Figure collection entries
◆ ◆ ◆ ◆ ◆ ◆ ◆
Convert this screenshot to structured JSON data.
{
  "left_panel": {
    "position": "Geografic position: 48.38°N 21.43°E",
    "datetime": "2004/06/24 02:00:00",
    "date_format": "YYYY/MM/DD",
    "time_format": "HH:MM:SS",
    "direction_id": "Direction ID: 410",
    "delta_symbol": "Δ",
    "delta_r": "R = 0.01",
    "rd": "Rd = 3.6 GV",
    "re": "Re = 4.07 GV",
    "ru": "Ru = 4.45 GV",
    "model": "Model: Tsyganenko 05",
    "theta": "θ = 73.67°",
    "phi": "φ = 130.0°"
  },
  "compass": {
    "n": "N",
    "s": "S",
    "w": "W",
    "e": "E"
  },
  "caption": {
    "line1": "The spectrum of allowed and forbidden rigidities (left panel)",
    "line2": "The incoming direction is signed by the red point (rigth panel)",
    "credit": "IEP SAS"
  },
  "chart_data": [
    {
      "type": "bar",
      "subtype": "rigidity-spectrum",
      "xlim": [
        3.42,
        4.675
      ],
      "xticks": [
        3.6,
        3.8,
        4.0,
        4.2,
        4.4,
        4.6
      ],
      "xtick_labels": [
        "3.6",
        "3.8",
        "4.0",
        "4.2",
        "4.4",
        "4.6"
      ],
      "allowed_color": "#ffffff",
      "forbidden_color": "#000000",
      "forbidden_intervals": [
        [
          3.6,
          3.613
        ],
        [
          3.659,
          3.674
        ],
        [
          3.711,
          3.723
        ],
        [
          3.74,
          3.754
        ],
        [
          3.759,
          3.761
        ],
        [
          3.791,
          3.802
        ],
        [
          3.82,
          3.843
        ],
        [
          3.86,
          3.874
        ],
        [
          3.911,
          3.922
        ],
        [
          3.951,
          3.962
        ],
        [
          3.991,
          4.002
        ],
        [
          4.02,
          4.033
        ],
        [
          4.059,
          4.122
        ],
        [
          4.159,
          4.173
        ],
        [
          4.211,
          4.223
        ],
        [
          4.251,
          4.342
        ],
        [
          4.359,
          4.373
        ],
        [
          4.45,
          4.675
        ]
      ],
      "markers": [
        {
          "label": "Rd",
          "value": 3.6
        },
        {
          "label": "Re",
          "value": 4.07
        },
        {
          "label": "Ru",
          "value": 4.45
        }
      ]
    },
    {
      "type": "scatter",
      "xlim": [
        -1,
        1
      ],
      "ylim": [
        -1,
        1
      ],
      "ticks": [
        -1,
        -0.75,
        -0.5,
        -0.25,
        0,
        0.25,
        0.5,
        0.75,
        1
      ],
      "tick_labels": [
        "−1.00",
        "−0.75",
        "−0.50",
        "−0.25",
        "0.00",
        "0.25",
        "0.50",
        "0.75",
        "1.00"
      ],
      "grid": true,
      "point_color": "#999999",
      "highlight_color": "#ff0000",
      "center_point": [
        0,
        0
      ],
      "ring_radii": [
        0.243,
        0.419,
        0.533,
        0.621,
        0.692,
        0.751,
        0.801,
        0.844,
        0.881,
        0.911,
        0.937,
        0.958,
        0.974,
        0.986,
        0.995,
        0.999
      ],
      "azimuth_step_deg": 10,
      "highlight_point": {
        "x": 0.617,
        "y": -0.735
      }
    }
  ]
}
◆ ◆ ◆ ◆ ◆ ◆ ◆
**What to work on**
Whenever "spectrum" turns up in a line, pick that line out.

**Exercise answer**
    "line1": "The spectrum of allowed and forbidden rigidities (left panel)",
      "subtype": "rigidity-spectrum",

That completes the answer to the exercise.